-- BEGIN TASK DATA --
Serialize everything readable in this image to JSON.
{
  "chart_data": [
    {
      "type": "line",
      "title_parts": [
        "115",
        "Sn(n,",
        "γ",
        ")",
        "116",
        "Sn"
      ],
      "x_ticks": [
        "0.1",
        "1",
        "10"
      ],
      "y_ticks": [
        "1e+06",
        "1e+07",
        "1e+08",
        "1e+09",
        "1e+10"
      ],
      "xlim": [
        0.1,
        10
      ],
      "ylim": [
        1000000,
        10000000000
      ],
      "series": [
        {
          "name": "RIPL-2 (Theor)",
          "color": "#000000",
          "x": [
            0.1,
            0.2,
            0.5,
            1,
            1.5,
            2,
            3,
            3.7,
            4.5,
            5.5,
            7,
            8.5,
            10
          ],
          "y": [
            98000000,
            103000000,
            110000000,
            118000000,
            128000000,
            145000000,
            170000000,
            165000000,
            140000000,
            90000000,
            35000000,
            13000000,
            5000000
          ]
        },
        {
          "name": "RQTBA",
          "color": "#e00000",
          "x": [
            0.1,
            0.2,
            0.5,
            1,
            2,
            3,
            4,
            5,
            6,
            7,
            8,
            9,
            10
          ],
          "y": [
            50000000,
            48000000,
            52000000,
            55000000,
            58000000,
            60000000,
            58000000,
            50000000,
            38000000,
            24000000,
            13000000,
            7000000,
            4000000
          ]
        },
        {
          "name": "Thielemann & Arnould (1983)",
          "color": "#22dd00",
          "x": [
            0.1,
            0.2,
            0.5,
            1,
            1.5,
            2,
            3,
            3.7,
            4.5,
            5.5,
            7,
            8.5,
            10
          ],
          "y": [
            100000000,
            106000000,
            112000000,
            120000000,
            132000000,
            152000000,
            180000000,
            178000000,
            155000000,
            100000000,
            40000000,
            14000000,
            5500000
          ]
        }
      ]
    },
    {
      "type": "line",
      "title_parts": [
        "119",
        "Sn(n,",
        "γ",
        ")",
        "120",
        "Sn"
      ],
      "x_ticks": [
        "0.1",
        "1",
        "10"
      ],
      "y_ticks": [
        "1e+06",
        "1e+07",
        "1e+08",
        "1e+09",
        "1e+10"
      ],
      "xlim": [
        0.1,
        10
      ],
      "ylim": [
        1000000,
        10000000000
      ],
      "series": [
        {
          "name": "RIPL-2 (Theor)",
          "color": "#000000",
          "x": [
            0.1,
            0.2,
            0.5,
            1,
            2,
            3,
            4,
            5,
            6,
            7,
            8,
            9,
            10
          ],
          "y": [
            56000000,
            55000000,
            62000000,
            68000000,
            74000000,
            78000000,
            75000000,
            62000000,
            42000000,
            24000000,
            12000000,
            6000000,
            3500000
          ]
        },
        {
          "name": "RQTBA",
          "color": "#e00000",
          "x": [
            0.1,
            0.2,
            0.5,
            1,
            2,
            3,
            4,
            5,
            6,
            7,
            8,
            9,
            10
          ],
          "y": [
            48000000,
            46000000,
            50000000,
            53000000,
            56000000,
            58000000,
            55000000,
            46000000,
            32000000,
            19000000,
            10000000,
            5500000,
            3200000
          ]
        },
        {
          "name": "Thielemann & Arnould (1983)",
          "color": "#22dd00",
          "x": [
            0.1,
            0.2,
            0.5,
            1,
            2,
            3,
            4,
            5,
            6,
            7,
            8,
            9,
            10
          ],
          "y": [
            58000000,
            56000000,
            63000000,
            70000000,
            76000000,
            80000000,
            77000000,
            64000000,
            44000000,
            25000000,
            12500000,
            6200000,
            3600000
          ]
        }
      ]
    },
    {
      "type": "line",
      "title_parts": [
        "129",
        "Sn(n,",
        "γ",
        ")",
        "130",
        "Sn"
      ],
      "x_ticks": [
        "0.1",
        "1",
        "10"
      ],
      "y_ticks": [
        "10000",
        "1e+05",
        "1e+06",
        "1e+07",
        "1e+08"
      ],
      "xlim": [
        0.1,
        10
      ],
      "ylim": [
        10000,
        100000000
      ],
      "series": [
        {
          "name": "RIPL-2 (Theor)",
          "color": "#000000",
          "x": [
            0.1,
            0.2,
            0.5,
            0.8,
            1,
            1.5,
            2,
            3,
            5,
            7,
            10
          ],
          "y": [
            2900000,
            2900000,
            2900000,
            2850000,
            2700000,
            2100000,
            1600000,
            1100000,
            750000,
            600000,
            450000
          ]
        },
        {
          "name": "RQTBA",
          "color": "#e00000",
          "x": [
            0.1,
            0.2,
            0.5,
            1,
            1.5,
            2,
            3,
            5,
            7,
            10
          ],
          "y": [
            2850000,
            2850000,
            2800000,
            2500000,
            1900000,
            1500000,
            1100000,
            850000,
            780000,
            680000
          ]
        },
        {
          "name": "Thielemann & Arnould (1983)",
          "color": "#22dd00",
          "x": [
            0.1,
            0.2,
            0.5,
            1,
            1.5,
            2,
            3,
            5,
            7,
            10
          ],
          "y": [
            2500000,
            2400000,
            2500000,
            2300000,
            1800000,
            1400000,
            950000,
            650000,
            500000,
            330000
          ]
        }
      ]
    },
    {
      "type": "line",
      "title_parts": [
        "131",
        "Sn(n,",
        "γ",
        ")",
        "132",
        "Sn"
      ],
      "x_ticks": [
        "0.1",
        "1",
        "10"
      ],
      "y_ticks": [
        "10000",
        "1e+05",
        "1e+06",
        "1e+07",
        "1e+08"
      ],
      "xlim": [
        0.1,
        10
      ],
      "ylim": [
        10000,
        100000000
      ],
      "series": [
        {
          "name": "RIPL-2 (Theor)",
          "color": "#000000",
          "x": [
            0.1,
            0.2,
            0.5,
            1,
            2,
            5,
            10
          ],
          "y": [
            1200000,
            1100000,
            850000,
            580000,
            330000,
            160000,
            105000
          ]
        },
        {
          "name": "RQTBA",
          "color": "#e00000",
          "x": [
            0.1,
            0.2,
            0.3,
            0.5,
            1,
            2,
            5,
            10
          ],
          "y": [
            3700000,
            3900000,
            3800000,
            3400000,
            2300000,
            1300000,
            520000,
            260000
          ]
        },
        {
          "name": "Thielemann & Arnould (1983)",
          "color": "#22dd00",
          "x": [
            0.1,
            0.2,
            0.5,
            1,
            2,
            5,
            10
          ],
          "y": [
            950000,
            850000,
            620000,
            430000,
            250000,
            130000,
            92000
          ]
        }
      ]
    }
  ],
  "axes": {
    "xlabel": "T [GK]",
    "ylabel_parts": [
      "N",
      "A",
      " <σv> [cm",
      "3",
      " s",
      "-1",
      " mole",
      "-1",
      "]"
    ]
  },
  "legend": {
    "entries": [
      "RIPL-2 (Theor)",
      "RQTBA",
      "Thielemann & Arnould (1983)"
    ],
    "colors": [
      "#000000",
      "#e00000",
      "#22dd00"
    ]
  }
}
-- END TASK DATA --
Copy out the whole listing, exactly as written.

Serialize everything readable in this image to JSON.
{
  "chart_data": [
    {
      "type": "line",
      "title_parts": [
        "115",
        "Sn(n,",
        "γ",
        ")",
        "116",
        "Sn"
      ],
      "x_ticks": [
        "0.1",
        "1",
        "10"
      ],
      "y_ticks": [
        "1e+06",
        "1e+07",
        "1e+08",
        "1e+09",
        "1e+10"
      ],
      "xlim": [
        0.1,
        10
      ],
      "ylim": [
        1000000,
        10000000000
      ],
      "series": [
        {
          "name": "RIPL-2 (Theor)",
          "color": "#000000",
          "x": [
            0.1,
            0.2,
            0.5,
            1,
            1.5,
            2,
            3,
            3.7,
            4.5,
            5.5,
            7,
            8.5,
            10
          ],
          "y": [
            98000000,
            103000000,
            110000000,
            118000000,
            128000000,
            145000000,
            170000000,
            165000000,
            140000000,
            90000000,
            35000000,
            13000000,
            5000000
          ]
        },
        {
          "name": "RQTBA",
          "color": "#e00000",
          "x": [
            0.1,
            0.2,
            0.5,
            1,
            2,
            3,
            4,
            5,
            6,
            7,
            8,
            9,
            10
          ],
          "y": [
            50000000,
            48000000,
            52000000,
            55000000,
            58000000,
            60000000,
            58000000,
            50000000,
            38000000,
            24000000,
            13000000,
            7000000,
            4000000
          ]
        },
        {
          "name": "Thielemann & Arnould (1983)",
          "color": "#22dd00",
          "x": [
            0.1,
            0.2,
            0.5,
            1,
            1.5,
            2,
            3,
            3.7,
            4.5,
            5.5,
            7,
            8.5,
            10
          ],
          "y": [
            100000000,
            106000000,
            112000000,
            120000000,
            132000000,
            152000000,
            180000000,
            178000000,
            155000000,
            100000000,
            40000000,
            14000000,
            5500000
          ]
        }
      ]
    },
    {
      "type": "line",
      "title_parts": [
        "119",
        "Sn(n,",
        "γ",
        ")",
        "120",
        "Sn"
      ],
      "x_ticks": [
        "0.1",
        "1",
        "10"
      ],
      "y_ticks": [
        "1e+06",
        "1e+07",
        "1e+08",
        "1e+09",
        "1e+10"
      ],
      "xlim": [
        0.1,
        10
      ],
      "ylim": [
        1000000,
        10000000000
      ],
      "series": [
        {
          "name": "RIPL-2 (Theor)",
          "color": "#000000",
          "x": [
            0.1,
            0.2,
            0.5,
            1,
            2,
            3,
            4,
            5,
            6,
            7,
            8,
            9,
            10
          ],
          "y": [
            56000000,
            55000000,
            62000000,
            68000000,
            74000000,
            78000000,
            75000000,
            62000000,
            42000000,
            24000000,
            12000000,
            6000000,
            3500000
          ]
        },
        {
          "name": "RQTBA",
          "color": "#e00000",
          "x": [
            0.1,
            0.2,
            0.5,
            1,
            2,
            3,
            4,
            5,
            6,
            7,
            8,
            9,
            10
          ],
          "y": [
            48000000,
            46000000,
            50000000,
            53000000,
            56000000,
            58000000,
            55000000,
            46000000,
            32000000,
            19000000,
            10000000,
            5500000,
            3200000
          ]
        },
        {
          "name": "Thielemann & Arnould (1983)",
          "color": "#22dd00",
          "x": [
            0.1,
            0.2,
            0.5,
            1,
            2,
            3,
            4,
            5,
            6,
            7,
            8,
            9,
            10
          ],
          "y": [
            58000000,
            56000000,
            63000000,
            70000000,
            76000000,
            80000000,
            77000000,
            64000000,
            44000000,
            25000000,
            12500000,
            6200000,
            3600000
          ]
        }
      ]
    },
    {
      "type": "line",
      "title_parts": [
        "129",
        "Sn(n,",
        "γ",
        ")",
        "130",
        "Sn"
      ],
      "x_ticks": [
        "0.1",
        "1",
        "10"
      ],
      "y_ticks": [
        "10000",
        "1e+05",
        "1e+06",
        "1e+07",
        "1e+08"
      ],
      "xlim": [
        0.1,
        10
      ],
      "ylim": [
        10000,
        100000000
      ],
      "series": [
        {
          "name": "RIPL-2 (Theor)",
          "color": "#000000",
          "x": [
            0.1,
            0.2,
            0.5,
            0.8,
            1,
            1.5,
            2,
            3,
            5,
            7,
            10
          ],
          "y": [
            2900000,
            2900000,
            2900000,
            2850000,
            2700000,
            2100000,
            1600000,
            1100000,
            750000,
            600000,
            450000
          ]
        },
        {
          "name": "RQTBA",
          "color": "#e00000",
          "x": [
            0.1,
            0.2,
            0.5,
            1,
            1.5,
            2,
            3,
            5,
            7,
            10
          ],
          "y": [
            2850000,
            2850000,
            2800000,
            2500000,
            1900000,
            1500000,
            1100000,
            850000,
            780000,
            680000
          ]
        },
        {
          "name": "Thielemann & Arnould (1983)",
          "color": "#22dd00",
          "x": [
            0.1,
            0.2,
            0.5,
            1,
            1.5,
            2,
            3,
            5,
            7,
            10
          ],
          "y": [
            2500000,
            2400000,
            2500000,
            2300000,
            1800000,
            1400000,
            950000,
            650000,
            500000,
            330000
          ]
        }
      ]
    },
    {
      "type": "line",
      "title_parts": [
        "131",
        "Sn(n,",
        "γ",
        ")",
        "132",
        "Sn"
      ],
      "x_ticks": [
        "0.1",
        "1",
        "10"
      ],
      "y_ticks": [
        "10000",
        "1e+05",
        "1e+06",
        "1e+07",
        "1e+08"
      ],
      "xlim": [
        0.1,
        10
      ],
      "ylim": [
        10000,
        100000000
      ],
      "series": [
        {
          "name": "RIPL-2 (Theor)",
          "color": "#000000",
          "x": [
            0.1,
            0.2,
            0.5,
            1,
            2,
            5,
            10
          ],
          "y": [
            1200000,
            1100000,
            850000,
            580000,
            330000,
            160000,
            105000
          ]
        },
        {
          "name": "RQTBA",
          "color": "#e00000",
          "x": [
            0.1,
            0.2,
            0.3,
            0.5,
            1,
            2,
            5,
            10
          ],
          "y": [
            3700000,
            3900000,
            3800000,
            3400000,
            2300000,
            1300000,
            520000,
            260000
          ]
        },
        {
          "name": "Thielemann & Arnould (1983)",
          "color": "#22dd00",
          "x": [
            0.1,
            0.2,
            0.5,
            1,
            2,
            5,
            10
          ],
          "y": [
            950000,
            850000,
            620000,
            430000,
            250000,
            130000,
            92000
          ]
        }
      ]
    }
  ],
  "axes": {
    "xlabel": "T [GK]",
    "ylabel_parts": [
      "N",
      "A",
      " <σv> [cm",
      "3",
      " s",
      "-1",
      " mole",
      "-1",
      "]"
    ]
  },
  "legend": {
    "entries": [
      "RIPL-2 (Theor)",
      "RQTBA",
      "Thielemann & Arnould (1983)"
    ],
    "colors": [
      "#000000",
      "#e00000",
      "#22dd00"
    ]
  }
}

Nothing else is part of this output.